Your task is to copy every record exactly.

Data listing
****************************************

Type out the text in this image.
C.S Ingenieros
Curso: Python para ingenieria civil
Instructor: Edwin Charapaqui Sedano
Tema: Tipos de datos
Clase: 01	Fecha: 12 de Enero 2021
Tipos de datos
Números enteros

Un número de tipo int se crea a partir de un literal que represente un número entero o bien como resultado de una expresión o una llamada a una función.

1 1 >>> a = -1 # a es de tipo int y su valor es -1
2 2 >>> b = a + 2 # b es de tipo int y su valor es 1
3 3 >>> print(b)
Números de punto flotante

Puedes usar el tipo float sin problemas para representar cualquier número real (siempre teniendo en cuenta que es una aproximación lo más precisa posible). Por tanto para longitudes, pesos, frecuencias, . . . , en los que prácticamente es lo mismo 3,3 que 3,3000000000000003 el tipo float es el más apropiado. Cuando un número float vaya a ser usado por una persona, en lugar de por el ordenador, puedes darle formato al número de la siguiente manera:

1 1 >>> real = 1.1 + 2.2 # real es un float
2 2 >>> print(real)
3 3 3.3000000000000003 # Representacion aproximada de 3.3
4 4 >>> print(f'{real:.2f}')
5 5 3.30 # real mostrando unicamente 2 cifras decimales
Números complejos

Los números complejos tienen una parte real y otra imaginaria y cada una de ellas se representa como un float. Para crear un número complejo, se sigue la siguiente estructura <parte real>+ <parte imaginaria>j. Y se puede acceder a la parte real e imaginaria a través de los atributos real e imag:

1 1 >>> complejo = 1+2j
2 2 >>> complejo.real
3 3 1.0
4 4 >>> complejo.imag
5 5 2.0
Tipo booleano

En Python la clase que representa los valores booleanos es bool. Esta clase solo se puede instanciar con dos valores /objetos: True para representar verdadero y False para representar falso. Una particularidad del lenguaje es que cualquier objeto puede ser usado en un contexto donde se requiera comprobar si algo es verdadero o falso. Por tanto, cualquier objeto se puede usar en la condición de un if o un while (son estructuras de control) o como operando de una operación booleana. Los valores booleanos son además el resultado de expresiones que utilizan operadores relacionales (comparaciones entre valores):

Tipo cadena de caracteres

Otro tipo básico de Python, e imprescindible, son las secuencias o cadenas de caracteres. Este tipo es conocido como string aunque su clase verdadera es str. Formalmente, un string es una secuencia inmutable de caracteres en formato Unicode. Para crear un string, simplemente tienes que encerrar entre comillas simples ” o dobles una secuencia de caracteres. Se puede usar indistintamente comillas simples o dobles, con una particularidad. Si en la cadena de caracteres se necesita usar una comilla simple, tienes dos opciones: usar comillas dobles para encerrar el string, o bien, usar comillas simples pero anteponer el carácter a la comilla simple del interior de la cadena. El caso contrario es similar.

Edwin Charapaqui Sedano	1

****************************************

**PROBLEM SOLUTION**
Type out the text in this image.
C.S Ingenieros
Curso: Python para ingenieria civil
Instructor: Edwin Charapaqui Sedano
Tema: Tipos de datos
Clase: 01	Fecha: 12 de Enero 2021
Tipos de datos
Números enteros

Un número de tipo int se crea a partir de un literal que represente un número entero o bien como resultado de una expresión o una llamada a una función.

1 1 >>> a = -1 # a es de tipo int y su valor es -1
2 2 >>> b = a + 2 # b es de tipo int y su valor es 1
3 3 >>> print(b)
Números de punto flotante

Puedes usar el tipo float sin problemas para representar cualquier número real (siempre teniendo en cuenta que es una aproximación lo más precisa posible). Por tanto para longitudes, pesos, frecuencias, . . . , en los que prácticamente es lo mismo 3,3 que 3,3000000000000003 el tipo float es el más apropiado. Cuando un número float vaya a ser usado por una persona, en lugar de por el ordenador, puedes darle formato al número de la siguiente manera:

1 1 >>> real = 1.1 + 2.2 # real es un float
2 2 >>> print(real)
3 3 3.3000000000000003 # Representacion aproximada de 3.3
4 4 >>> print(f'{real:.2f}')
5 5 3.30 # real mostrando unicamente 2 cifras decimales
Números complejos

Los números complejos tienen una parte real y otra imaginaria y cada una de ellas se representa como un float. Para crear un número complejo, se sigue la siguiente estructura <parte real>+ <parte imaginaria>j. Y se puede acceder a la parte real e imaginaria a través de los atributos real e imag:

1 1 >>> complejo = 1+2j
2 2 >>> complejo.real
3 3 1.0
4 4 >>> complejo.imag
5 5 2.0
Tipo booleano

En Python la clase que representa los valores booleanos es bool. Esta clase solo se puede instanciar con dos valores /objetos: True para representar verdadero y False para representar falso. Una particularidad del lenguaje es que cualquier objeto puede ser usado en un contexto donde se requiera comprobar si algo es verdadero o falso. Por tanto, cualquier objeto se puede usar en la condición de un if o un while (son estructuras de control) o como operando de una operación booleana. Los valores booleanos son además el resultado de expresiones que utilizan operadores relacionales (comparaciones entre valores):

Tipo cadena de caracteres

Otro tipo básico de Python, e imprescindible, son las secuencias o cadenas de caracteres. Este tipo es conocido como string aunque su clase verdadera es str. Formalmente, un string es una secuencia inmutable de caracteres en formato Unicode. Para crear un string, simplemente tienes que encerrar entre comillas simples ” o dobles una secuencia de caracteres. Se puede usar indistintamente comillas simples o dobles, con una particularidad. Si en la cadena de caracteres se necesita usar una comilla simple, tienes dos opciones: usar comillas dobles para encerrar el string, o bien, usar comillas simples pero anteponer el carácter a la comilla simple del interior de la cadena. El caso contrario es similar.

Edwin Charapaqui Sedano	1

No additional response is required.